In the entries below, find every line with "Convert" and copy it.

>> BEGIN

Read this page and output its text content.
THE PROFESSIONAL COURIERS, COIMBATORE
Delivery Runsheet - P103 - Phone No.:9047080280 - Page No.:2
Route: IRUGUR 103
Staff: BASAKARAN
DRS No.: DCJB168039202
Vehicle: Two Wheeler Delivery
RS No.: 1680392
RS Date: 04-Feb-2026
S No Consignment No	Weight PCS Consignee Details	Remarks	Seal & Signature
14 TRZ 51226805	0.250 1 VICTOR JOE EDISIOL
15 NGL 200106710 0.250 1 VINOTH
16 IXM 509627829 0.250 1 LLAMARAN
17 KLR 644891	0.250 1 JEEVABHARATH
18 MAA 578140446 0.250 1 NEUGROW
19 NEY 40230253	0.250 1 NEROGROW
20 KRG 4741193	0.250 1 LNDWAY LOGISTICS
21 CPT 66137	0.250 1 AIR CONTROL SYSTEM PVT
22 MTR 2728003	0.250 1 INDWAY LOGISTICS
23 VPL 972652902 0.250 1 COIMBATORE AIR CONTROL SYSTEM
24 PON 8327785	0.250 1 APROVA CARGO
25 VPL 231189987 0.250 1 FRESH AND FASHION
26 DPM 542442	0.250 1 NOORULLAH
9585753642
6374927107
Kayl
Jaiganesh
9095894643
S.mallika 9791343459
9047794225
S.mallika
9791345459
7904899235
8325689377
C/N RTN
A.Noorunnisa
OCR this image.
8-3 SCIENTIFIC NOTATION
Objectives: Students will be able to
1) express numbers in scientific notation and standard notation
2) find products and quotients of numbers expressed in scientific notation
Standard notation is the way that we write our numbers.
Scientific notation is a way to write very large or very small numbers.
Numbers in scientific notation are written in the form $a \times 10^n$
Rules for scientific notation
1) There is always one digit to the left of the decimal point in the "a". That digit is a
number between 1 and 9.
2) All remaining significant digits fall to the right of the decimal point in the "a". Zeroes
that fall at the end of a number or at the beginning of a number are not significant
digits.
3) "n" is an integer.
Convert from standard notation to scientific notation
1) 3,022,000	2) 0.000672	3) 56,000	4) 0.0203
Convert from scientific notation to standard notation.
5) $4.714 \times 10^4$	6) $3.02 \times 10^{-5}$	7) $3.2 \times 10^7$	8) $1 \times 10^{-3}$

>> END

COMPLETE RESPONSE -
Convert from standard notation to scientific notation
Convert from scientific notation to standard notation.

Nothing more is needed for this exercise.